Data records

════

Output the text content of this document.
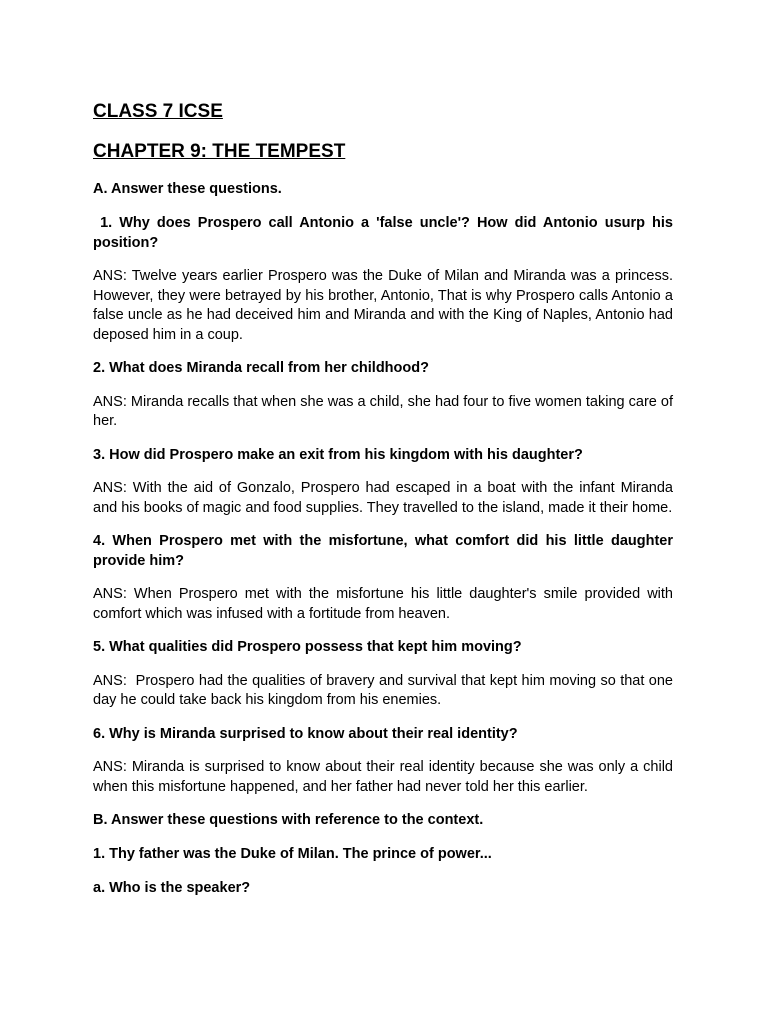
CLASS 7 ICSE

CHAPTER 9: THE TEMPEST

A. Answer these questions.

1. Why does Prospero call Antonio a 'false uncle'? How did Antonio usurp his position?

ANS: Twelve years earlier Prospero was the Duke of Milan and Miranda was a princess. However, they were betrayed by his brother, Antonio, That is why Prospero calls Antonio a false uncle as he had deceived him and Miranda and with the King of Naples, Antonio had deposed him in a coup.

2. What does Miranda recall from her childhood?

ANS: Miranda recalls that when she was a child, she had four to five women taking care of her.

3. How did Prospero make an exit from his kingdom with his daughter?

ANS: With the aid of Gonzalo, Prospero had escaped in a boat with the infant Miranda and his books of magic and food supplies. They travelled to the island, made it their home.

4. When Prospero met with the misfortune, what comfort did his little daughter provide him?

ANS: When Prospero met with the misfortune his little daughter's smile provided with comfort which was infused with a fortitude from heaven.

5. What qualities did Prospero possess that kept him moving?

ANS:  Prospero had the qualities of bravery and survival that kept him moving so that one day he could take back his kingdom from his enemies.

6. Why is Miranda surprised to know about their real identity?

ANS: Miranda is surprised to know about their real identity because she was only a child when this misfortune happened, and her father had never told her this earlier.

B. Answer these questions with reference to the context.

1. Thy father was the Duke of Milan. The prince of power...

a. Who is the speaker?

════

EXERCISE REQUIREMENTS:
Keep only those lines of the records that hold "real", and return them.

SOLUTION TO THIS TASK:
6. Why is Miranda surprised to know about their real identity?
ANS: Miranda is surprised to know about their real identity because she was only a child when this misfortune happened, and her father had never told her this earlier.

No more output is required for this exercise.